[Extracted data entries]
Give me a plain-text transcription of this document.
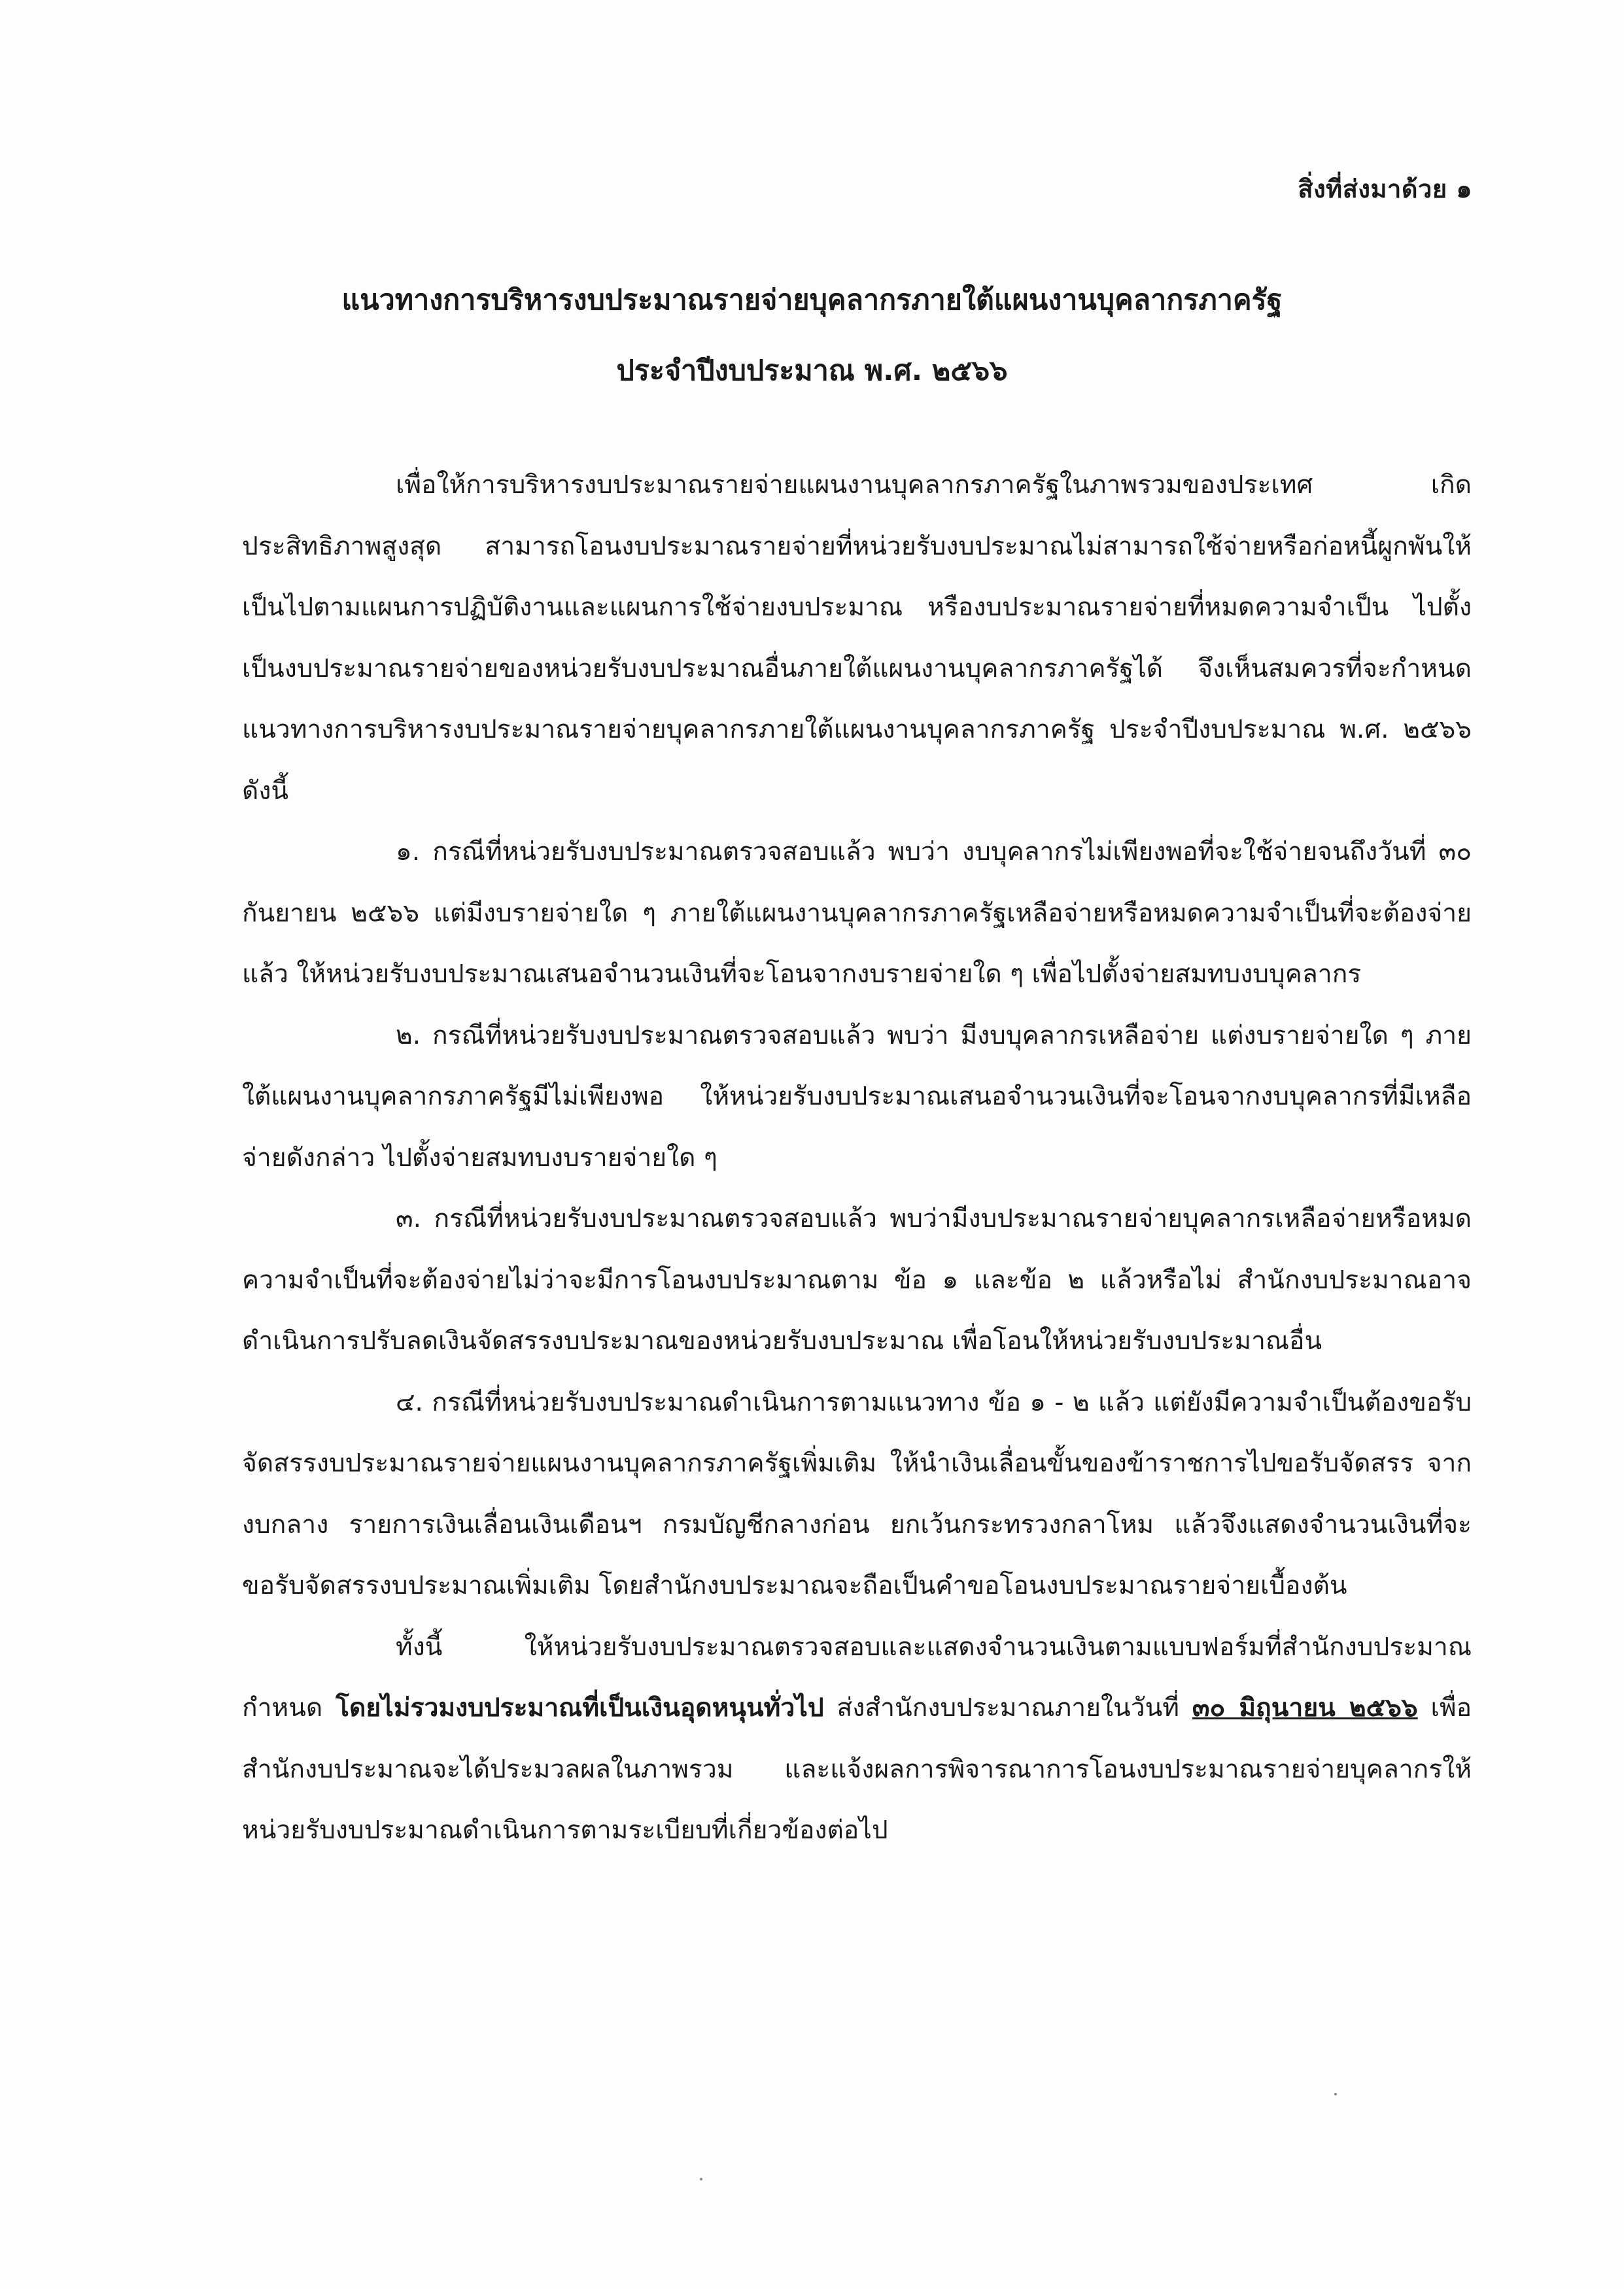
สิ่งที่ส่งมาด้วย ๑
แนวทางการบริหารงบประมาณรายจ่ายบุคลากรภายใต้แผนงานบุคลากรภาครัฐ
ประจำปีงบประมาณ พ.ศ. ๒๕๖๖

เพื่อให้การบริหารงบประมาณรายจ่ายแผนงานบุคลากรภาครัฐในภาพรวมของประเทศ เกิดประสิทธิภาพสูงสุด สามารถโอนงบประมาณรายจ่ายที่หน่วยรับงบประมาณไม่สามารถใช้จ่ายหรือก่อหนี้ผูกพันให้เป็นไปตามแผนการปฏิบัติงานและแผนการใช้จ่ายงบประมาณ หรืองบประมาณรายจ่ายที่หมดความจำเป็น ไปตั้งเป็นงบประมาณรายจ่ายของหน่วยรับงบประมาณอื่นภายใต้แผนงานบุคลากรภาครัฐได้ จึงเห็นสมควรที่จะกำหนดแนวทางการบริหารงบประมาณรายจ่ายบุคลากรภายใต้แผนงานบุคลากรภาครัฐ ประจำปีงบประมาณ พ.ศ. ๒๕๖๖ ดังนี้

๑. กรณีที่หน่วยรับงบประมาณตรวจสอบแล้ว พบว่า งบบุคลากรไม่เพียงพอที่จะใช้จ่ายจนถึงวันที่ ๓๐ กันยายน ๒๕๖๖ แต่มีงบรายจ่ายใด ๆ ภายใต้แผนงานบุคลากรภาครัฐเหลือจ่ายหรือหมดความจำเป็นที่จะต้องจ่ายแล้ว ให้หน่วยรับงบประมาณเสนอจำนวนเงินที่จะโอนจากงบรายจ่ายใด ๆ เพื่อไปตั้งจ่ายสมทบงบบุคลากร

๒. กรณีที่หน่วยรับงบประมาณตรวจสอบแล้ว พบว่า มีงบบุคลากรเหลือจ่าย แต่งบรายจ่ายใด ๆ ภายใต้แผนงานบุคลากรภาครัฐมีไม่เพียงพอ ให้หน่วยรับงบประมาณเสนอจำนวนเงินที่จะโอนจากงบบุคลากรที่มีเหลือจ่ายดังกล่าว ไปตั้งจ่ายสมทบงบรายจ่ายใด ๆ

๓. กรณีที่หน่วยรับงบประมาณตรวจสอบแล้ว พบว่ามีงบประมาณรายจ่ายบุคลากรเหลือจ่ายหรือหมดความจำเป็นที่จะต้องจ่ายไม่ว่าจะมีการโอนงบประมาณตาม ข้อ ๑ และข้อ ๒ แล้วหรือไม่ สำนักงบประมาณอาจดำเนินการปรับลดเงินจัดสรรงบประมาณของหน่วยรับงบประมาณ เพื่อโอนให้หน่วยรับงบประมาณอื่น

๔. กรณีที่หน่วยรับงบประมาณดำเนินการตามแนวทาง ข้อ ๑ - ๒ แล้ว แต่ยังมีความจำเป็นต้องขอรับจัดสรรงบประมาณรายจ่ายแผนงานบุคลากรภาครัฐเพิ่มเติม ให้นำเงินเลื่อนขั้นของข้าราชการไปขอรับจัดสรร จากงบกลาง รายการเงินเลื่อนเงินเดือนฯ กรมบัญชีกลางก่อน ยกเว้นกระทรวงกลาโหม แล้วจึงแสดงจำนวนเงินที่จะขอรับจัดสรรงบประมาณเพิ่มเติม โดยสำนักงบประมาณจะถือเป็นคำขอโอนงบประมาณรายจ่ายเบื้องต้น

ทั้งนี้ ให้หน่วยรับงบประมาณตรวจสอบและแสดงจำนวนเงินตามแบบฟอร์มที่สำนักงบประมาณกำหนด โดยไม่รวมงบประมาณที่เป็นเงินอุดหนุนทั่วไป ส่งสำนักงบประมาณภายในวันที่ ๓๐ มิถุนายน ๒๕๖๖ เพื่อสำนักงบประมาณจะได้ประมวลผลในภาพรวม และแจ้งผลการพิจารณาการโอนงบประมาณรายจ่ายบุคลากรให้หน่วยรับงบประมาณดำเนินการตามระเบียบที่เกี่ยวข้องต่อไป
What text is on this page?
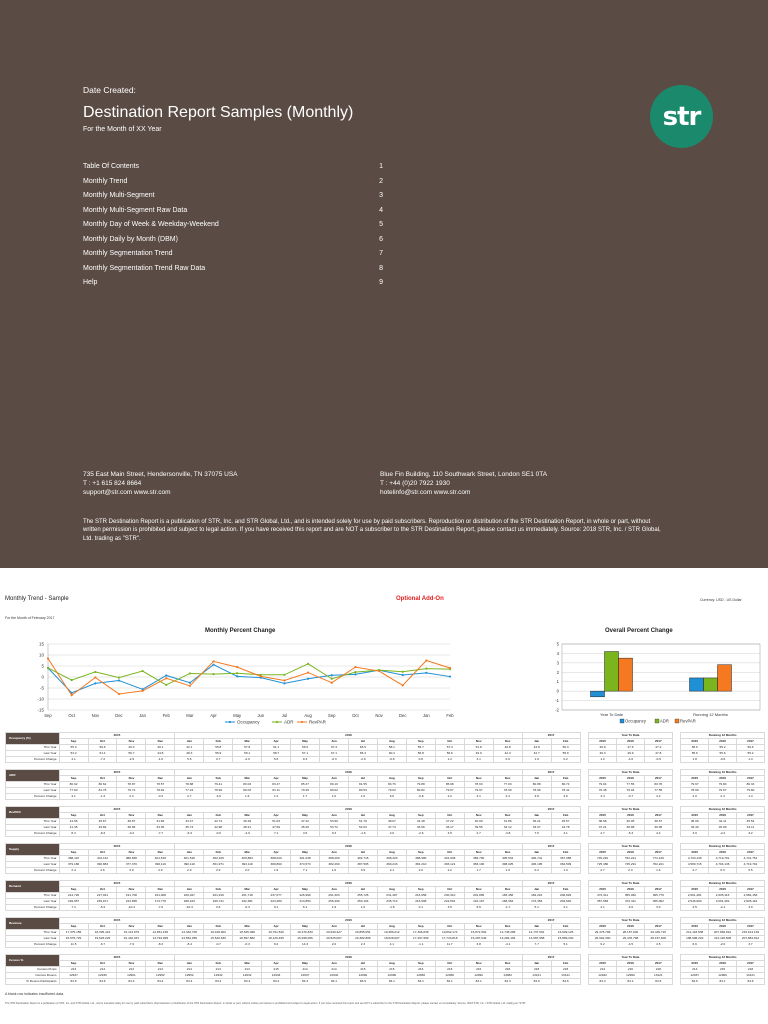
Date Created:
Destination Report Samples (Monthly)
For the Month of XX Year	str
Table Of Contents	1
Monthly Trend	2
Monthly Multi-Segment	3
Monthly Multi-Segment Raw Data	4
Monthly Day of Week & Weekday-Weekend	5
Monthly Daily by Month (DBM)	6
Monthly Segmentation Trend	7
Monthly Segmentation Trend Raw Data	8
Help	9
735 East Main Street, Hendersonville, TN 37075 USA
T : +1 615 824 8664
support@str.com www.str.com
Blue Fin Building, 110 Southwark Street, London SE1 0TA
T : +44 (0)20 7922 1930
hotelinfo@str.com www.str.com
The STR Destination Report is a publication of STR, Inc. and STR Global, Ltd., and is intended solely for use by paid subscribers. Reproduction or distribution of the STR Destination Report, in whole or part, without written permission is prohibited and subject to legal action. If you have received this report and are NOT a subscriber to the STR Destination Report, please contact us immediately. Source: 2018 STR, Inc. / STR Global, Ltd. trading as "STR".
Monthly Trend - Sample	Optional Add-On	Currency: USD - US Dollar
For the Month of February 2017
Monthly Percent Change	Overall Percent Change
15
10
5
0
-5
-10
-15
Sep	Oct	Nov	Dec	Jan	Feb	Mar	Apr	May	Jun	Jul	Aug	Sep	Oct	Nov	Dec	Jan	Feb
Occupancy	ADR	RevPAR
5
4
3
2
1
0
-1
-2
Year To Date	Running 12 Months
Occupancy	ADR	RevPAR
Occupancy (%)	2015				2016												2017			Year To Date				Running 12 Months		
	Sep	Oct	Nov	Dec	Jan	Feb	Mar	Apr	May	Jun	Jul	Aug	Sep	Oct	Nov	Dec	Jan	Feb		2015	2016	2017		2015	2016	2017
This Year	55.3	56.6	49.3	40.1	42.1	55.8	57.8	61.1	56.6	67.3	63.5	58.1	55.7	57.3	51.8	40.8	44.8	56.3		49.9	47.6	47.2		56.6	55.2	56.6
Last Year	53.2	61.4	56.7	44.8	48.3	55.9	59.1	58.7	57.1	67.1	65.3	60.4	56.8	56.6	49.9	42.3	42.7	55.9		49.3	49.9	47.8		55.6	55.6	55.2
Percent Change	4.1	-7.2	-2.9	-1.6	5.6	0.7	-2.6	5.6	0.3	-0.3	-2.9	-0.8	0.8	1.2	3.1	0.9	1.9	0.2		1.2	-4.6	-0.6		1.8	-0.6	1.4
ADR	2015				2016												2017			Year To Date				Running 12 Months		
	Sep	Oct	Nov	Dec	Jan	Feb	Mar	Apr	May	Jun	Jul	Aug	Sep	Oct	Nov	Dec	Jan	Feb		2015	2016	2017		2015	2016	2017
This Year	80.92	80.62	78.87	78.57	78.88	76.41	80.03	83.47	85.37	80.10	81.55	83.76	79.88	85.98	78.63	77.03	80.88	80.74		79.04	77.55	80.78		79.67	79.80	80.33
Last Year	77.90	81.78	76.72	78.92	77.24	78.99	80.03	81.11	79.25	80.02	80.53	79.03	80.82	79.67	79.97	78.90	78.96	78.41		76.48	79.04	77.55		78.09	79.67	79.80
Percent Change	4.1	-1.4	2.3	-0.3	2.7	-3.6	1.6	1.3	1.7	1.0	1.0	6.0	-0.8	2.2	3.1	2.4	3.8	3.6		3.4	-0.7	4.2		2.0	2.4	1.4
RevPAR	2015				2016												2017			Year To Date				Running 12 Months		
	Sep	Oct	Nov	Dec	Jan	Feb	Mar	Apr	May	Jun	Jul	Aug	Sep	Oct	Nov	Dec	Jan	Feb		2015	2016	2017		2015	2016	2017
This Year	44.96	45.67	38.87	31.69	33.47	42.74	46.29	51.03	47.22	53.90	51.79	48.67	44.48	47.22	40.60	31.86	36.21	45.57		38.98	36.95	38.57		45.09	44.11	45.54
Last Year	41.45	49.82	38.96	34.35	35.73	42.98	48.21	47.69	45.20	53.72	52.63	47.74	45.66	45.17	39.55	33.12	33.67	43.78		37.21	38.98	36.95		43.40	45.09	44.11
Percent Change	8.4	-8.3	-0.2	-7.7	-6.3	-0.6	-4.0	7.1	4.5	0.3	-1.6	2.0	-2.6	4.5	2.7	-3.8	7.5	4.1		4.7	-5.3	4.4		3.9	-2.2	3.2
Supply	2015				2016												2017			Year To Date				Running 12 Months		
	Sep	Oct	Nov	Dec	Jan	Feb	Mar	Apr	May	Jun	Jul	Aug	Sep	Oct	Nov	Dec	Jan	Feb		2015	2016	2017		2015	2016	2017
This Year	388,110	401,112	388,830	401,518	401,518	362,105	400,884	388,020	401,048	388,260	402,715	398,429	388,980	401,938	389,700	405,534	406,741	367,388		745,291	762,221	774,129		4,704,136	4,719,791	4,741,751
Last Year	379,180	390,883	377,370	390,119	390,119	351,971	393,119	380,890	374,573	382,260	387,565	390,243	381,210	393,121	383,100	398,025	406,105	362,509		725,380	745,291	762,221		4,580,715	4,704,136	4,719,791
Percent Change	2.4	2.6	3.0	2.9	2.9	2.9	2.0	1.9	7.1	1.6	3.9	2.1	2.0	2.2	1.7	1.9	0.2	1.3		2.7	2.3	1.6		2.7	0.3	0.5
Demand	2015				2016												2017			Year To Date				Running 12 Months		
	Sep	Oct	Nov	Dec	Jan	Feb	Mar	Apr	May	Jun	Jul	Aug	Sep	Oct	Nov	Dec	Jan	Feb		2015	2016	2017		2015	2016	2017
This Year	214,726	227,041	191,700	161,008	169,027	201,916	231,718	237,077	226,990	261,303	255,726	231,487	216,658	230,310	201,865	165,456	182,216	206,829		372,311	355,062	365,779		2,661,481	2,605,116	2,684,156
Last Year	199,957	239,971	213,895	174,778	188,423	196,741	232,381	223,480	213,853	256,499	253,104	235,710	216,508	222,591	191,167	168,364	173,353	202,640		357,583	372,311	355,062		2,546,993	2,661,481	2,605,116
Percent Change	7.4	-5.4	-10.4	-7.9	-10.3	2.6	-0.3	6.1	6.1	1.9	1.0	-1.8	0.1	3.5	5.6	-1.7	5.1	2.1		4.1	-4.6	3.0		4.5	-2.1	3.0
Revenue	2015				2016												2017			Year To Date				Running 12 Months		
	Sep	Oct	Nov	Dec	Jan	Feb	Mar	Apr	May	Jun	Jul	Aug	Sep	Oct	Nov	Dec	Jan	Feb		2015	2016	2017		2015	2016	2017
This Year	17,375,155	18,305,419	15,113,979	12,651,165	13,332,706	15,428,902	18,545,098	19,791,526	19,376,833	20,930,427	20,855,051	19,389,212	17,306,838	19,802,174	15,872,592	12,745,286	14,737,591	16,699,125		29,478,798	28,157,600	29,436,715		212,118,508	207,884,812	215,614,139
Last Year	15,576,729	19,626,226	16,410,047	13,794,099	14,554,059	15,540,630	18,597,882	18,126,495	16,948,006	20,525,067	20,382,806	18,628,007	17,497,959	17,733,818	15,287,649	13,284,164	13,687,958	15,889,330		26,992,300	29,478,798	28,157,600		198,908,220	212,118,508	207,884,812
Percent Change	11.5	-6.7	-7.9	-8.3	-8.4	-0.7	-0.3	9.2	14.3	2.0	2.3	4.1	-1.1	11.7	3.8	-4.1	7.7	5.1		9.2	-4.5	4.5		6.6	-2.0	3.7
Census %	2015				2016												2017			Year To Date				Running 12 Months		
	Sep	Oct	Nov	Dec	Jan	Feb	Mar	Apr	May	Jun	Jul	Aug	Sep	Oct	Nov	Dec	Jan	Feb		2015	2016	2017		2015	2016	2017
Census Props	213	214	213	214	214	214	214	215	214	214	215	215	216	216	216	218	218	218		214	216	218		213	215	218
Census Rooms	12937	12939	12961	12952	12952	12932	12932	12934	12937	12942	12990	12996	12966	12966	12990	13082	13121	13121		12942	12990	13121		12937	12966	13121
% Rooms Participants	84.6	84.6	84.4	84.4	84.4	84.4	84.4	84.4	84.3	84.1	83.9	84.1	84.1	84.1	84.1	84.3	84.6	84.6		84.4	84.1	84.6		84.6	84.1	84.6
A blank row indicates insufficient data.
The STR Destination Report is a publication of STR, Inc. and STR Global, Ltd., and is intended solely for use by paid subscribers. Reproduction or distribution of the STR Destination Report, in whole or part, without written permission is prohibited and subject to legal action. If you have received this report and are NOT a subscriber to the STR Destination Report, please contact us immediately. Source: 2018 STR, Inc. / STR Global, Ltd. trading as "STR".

What you should do: Pick out each line in the material containing "Last".

Exercise answer:
Last Year	53.2	61.4	56.7	44.8	48.3	55.9	59.1	58.7	57.1	67.1	65.3	60.4	56.8	56.6	49.9	42.3	42.7	55.9		49.3	49.9	47.8		55.6	55.6	55.2
Last Year	77.90	81.78	76.72	78.92	77.24	78.99	80.03	81.11	79.25	80.02	80.53	79.03	80.82	79.67	79.97	78.90	78.96	78.41		76.48	79.04	77.55		78.09	79.67	79.80
Last Year	41.45	49.82	38.96	34.35	35.73	42.98	48.21	47.69	45.20	53.72	52.63	47.74	45.66	45.17	39.55	33.12	33.67	43.78		37.21	38.98	36.95		43.40	45.09	44.11
Last Year	379,180	390,883	377,370	390,119	390,119	351,971	393,119	380,890	374,573	382,260	387,565	390,243	381,210	393,121	383,100	398,025	406,105	362,509		725,380	745,291	762,221		4,580,715	4,704,136	4,719,791
Last Year	199,957	239,971	213,895	174,778	188,423	196,741	232,381	223,480	213,853	256,499	253,104	235,710	216,508	222,591	191,167	168,364	173,353	202,640		357,583	372,311	355,062		2,546,993	2,661,481	2,605,116
Last Year	15,576,729	19,626,226	16,410,047	13,794,099	14,554,059	15,540,630	18,597,882	18,126,495	16,948,006	20,525,067	20,382,806	18,628,007	17,497,959	17,733,818	15,287,649	13,284,164	13,687,958	15,889,330		26,992,300	29,478,798	28,157,600		198,908,220	212,118,508	207,884,812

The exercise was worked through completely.